Please repeat all of the listing exactly.

>> START Material shown

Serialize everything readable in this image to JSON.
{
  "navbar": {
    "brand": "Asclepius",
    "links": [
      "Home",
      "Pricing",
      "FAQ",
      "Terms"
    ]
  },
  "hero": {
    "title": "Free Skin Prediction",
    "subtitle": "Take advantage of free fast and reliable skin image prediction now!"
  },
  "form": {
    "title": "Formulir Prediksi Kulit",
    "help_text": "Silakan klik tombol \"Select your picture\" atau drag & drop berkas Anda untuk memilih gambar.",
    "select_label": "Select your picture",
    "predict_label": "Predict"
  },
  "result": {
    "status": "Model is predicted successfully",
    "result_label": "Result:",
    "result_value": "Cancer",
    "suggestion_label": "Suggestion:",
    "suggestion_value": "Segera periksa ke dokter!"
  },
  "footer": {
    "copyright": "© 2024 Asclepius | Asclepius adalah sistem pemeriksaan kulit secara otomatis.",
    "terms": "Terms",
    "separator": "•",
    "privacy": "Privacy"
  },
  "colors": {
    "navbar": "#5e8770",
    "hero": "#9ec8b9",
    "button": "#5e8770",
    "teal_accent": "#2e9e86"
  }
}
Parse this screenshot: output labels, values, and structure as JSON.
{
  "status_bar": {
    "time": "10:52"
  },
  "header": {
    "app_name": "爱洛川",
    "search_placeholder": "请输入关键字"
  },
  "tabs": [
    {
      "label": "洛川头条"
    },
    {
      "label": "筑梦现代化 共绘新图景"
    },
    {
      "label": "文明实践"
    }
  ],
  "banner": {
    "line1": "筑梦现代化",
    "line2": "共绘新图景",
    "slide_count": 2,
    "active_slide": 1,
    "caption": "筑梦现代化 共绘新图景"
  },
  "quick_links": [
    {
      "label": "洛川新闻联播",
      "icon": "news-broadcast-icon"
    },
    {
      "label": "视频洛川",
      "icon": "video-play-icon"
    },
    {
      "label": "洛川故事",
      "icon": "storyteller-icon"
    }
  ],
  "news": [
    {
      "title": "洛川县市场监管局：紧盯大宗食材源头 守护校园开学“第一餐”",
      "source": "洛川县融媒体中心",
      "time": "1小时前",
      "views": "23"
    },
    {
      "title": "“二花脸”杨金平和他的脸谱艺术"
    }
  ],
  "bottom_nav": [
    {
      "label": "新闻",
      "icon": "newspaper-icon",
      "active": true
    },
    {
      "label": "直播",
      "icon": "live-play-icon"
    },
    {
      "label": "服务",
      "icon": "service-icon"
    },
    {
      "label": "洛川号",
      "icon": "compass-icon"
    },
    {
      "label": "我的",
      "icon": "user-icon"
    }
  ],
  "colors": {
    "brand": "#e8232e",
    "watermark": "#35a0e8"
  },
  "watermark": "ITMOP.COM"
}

>> END Material shown

Output of the task =
Serialize everything readable in this image to JSON.
{
  "navbar": {
    "brand": "Asclepius",
    "links": [
      "Home",
      "Pricing",
      "FAQ",
      "Terms"
    ]
  },
  "hero": {
    "title": "Free Skin Prediction",
    "subtitle": "Take advantage of free fast and reliable skin image prediction now!"
  },
  "form": {
    "title": "Formulir Prediksi Kulit",
    "help_text": "Silakan klik tombol \"Select your picture\" atau drag & drop berkas Anda untuk memilih gambar.",
    "select_label": "Select your picture",
    "predict_label": "Predict"
  },
  "result": {
    "status": "Model is predicted successfully",
    "result_label": "Result:",
    "result_value": "Cancer",
    "suggestion_label": "Suggestion:",
    "suggestion_value": "Segera periksa ke dokter!"
  },
  "footer": {
    "copyright": "© 2024 Asclepius | Asclepius adalah sistem pemeriksaan kulit secara otomatis.",
    "terms": "Terms",
    "separator": "•",
    "privacy": "Privacy"
  },
  "colors": {
    "navbar": "#5e8770",
    "hero": "#9ec8b9",
    "button": "#5e8770",
    "teal_accent": "#2e9e86"
  }
}
Parse this screenshot: output labels, values, and structure as JSON.
{
  "status_bar": {
    "time": "10:52"
  },
  "header": {
    "app_name": "爱洛川",
    "search_placeholder": "请输入关键字"
  },
  "tabs": [
    {
      "label": "洛川头条"
    },
    {
      "label": "筑梦现代化 共绘新图景"
    },
    {
      "label": "文明实践"
    }
  ],
  "banner": {
    "line1": "筑梦现代化",
    "line2": "共绘新图景",
    "slide_count": 2,
    "active_slide": 1,
    "caption": "筑梦现代化 共绘新图景"
  },
  "quick_links": [
    {
      "label": "洛川新闻联播",
      "icon": "news-broadcast-icon"
    },
    {
      "label": "视频洛川",
      "icon": "video-play-icon"
    },
    {
      "label": "洛川故事",
      "icon": "storyteller-icon"
    }
  ],
  "news": [
    {
      "title": "洛川县市场监管局：紧盯大宗食材源头 守护校园开学“第一餐”",
      "source": "洛川县融媒体中心",
      "time": "1小时前",
      "views": "23"
    },
    {
      "title": "“二花脸”杨金平和他的脸谱艺术"
    }
  ],
  "bottom_nav": [
    {
      "label": "新闻",
      "icon": "newspaper-icon",
      "active": true
    },
    {
      "label": "直播",
      "icon": "live-play-icon"
    },
    {
      "label": "服务",
      "icon": "service-icon"
    },
    {
      "label": "洛川号",
      "icon": "compass-icon"
    },
    {
      "label": "我的",
      "icon": "user-icon"
    }
  ],
  "colors": {
    "brand": "#e8232e",
    "watermark": "#35a0e8"
  },
  "watermark": "ITMOP.COM"
}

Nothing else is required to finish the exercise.